■ **Extracted data**
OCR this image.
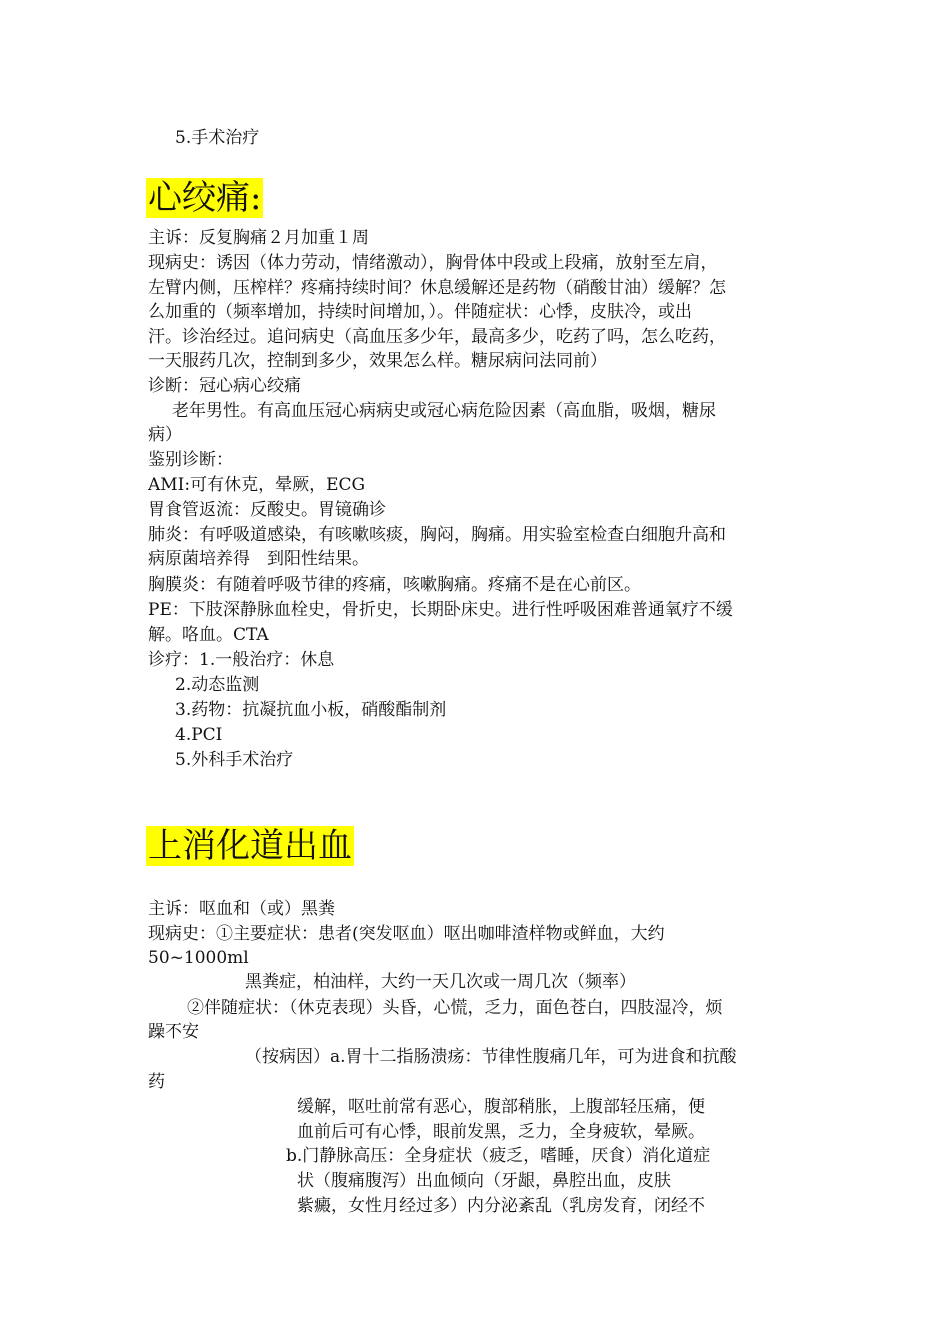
5.手术治疗
心绞痛:
主诉：反复胸痛２月加重１周
现病史：诱因（体力劳动，情绪激动），胸骨体中段或上段痛，放射至左肩，
左臂内侧，压榨样？疼痛持续时间？休息缓解还是药物（硝酸甘油）缓解？怎
么加重的（频率增加，持续时间增加，）。伴随症状：心悸，皮肤冷，或出
汗。诊治经过。追问病史（高血压多少年，最高多少，吃药了吗，怎么吃药，
一天服药几次，控制到多少，效果怎么样。糖尿病问法同前）
诊断：冠心病心绞痛
老年男性。有高血压冠心病病史或冠心病危险因素（高血脂，吸烟，糖尿
病）
鉴别诊断：
AMI:可有休克，晕厥，ECG
胃食管返流：反酸史。胃镜确诊
肺炎：有呼吸道感染，有咳嗽咳痰，胸闷，胸痛。用实验室检查白细胞升高和
病原菌培养得　到阳性结果。
胸膜炎：有随着呼吸节律的疼痛，咳嗽胸痛。疼痛不是在心前区。
PE：下肢深静脉血栓史，骨折史，长期卧床史。进行性呼吸困难普通氧疗不缓
解。咯血。CTA
诊疗：1.一般治疗：休息
2.动态监测
3.药物：抗凝抗血小板，硝酸酯制剂
4.PCI
5.外科手术治疗
上消化道出血
主诉：呕血和（或）黑粪
现病史：①主要症状：患者(突发呕血）呕出咖啡渣样物或鲜血，大约
50~1000ml
黑粪症，柏油样，大约一天几次或一周几次（频率）
②伴随症状：（休克表现）头昏，心慌，乏力，面色苍白，四肢湿冷，烦
躁不安
（按病因）a.胃十二指肠溃疡：节律性腹痛几年，可为进食和抗酸
药
缓解，呕吐前常有恶心，腹部稍胀，上腹部轻压痛，便
血前后可有心悸，眼前发黑，乏力，全身疲软，晕厥。
b.门静脉高压：全身症状（疲乏，嗜睡，厌食）消化道症
状（腹痛腹泻）出血倾向（牙龈，鼻腔出血，皮肤
紫癜，女性月经过多）内分泌紊乱（乳房发育，闭经不
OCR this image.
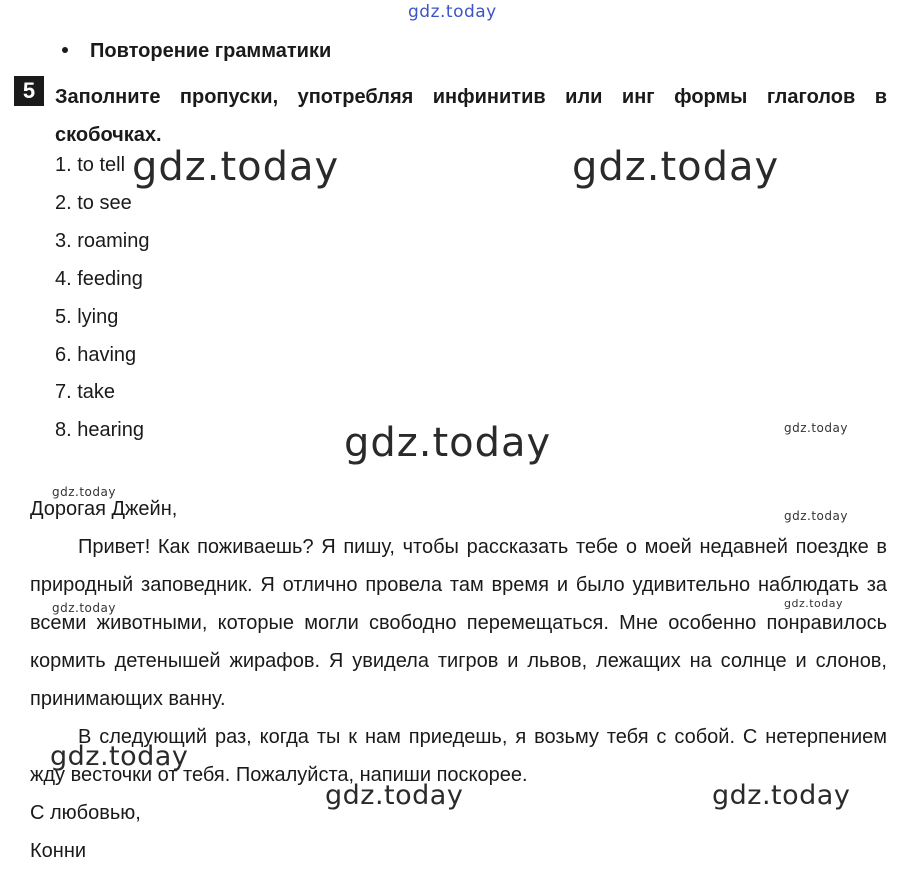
gdz.today
Повторение грамматики
5 Заполните пропуски, употребляя инфинитив или инг формы глаголов в скобочках.
1. to tell
2. to see
3. roaming
4. feeding
5. lying
6. having
7. take
8. hearing

Дорогая Джейн,

Привет! Как поживаешь? Я пишу, чтобы рассказать тебе о моей недавней поездке в природный заповедник. Я отлично провела там время и было удивительно наблюдать за всеми животными, которые могли свободно перемещаться. Мне особенно понравилось кормить детенышей жирафов. Я увидела тигров и львов, лежащих на солнце и слонов, принимающих ванну.

В следующий раз, когда ты к нам приедешь, я возьму тебя с собой. С нетерпением жду весточки от тебя. Пожалуйста, напиши поскорее.

С любовью,

Конни

gdz.today	gdz.today
gdz.today
gdz.today
gdz.today	gdz.today
gdz.today
gdz.today
gdz.today
gdz.today	gdz.today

■ **Aim**
Write the lines above out again exactly, without any of their pictures.

■ **Response for this exercise**
OCR this image.
5.手术治疗
心绞痛:
主诉：反复胸痛２月加重１周
现病史：诱因（体力劳动，情绪激动），胸骨体中段或上段痛，放射至左肩，
左臂内侧，压榨样？疼痛持续时间？休息缓解还是药物（硝酸甘油）缓解？怎
么加重的（频率增加，持续时间增加，）。伴随症状：心悸，皮肤冷，或出
汗。诊治经过。追问病史（高血压多少年，最高多少，吃药了吗，怎么吃药，
一天服药几次，控制到多少，效果怎么样。糖尿病问法同前）
诊断：冠心病心绞痛
老年男性。有高血压冠心病病史或冠心病危险因素（高血脂，吸烟，糖尿
病）
鉴别诊断：
AMI:可有休克，晕厥，ECG
胃食管返流：反酸史。胃镜确诊
肺炎：有呼吸道感染，有咳嗽咳痰，胸闷，胸痛。用实验室检查白细胞升高和
病原菌培养得　到阳性结果。
胸膜炎：有随着呼吸节律的疼痛，咳嗽胸痛。疼痛不是在心前区。
PE：下肢深静脉血栓史，骨折史，长期卧床史。进行性呼吸困难普通氧疗不缓
解。咯血。CTA
诊疗：1.一般治疗：休息
2.动态监测
3.药物：抗凝抗血小板，硝酸酯制剂
4.PCI
5.外科手术治疗
上消化道出血
主诉：呕血和（或）黑粪
现病史：①主要症状：患者(突发呕血）呕出咖啡渣样物或鲜血，大约
50~1000ml
黑粪症，柏油样，大约一天几次或一周几次（频率）
②伴随症状：（休克表现）头昏，心慌，乏力，面色苍白，四肢湿冷，烦
躁不安
（按病因）a.胃十二指肠溃疡：节律性腹痛几年，可为进食和抗酸
药
缓解，呕吐前常有恶心，腹部稍胀，上腹部轻压痛，便
血前后可有心悸，眼前发黑，乏力，全身疲软，晕厥。
b.门静脉高压：全身症状（疲乏，嗜睡，厌食）消化道症
状（腹痛腹泻）出血倾向（牙龈，鼻腔出血，皮肤
紫癜，女性月经过多）内分泌紊乱（乳房发育，闭经不
OCR this image.
gdz.today
Повторение грамматики
5 Заполните пропуски, употребляя инфинитив или инг формы глаголов в скобочках.
1. to tell
2. to see
3. roaming
4. feeding
5. lying
6. having
7. take
8. hearing

Дорогая Джейн,

Привет! Как поживаешь? Я пишу, чтобы рассказать тебе о моей недавней поездке в природный заповедник. Я отлично провела там время и было удивительно наблюдать за всеми животными, которые могли свободно перемещаться. Мне особенно понравилось кормить детенышей жирафов. Я увидела тигров и львов, лежащих на солнце и слонов, принимающих ванну.

В следующий раз, когда ты к нам приедешь, я возьму тебя с собой. С нетерпением жду весточки от тебя. Пожалуйста, напиши поскорее.

С любовью,

Конни

gdz.today	gdz.today
gdz.today
gdz.today
gdz.today	gdz.today
gdz.today
gdz.today
gdz.today
gdz.today	gdz.today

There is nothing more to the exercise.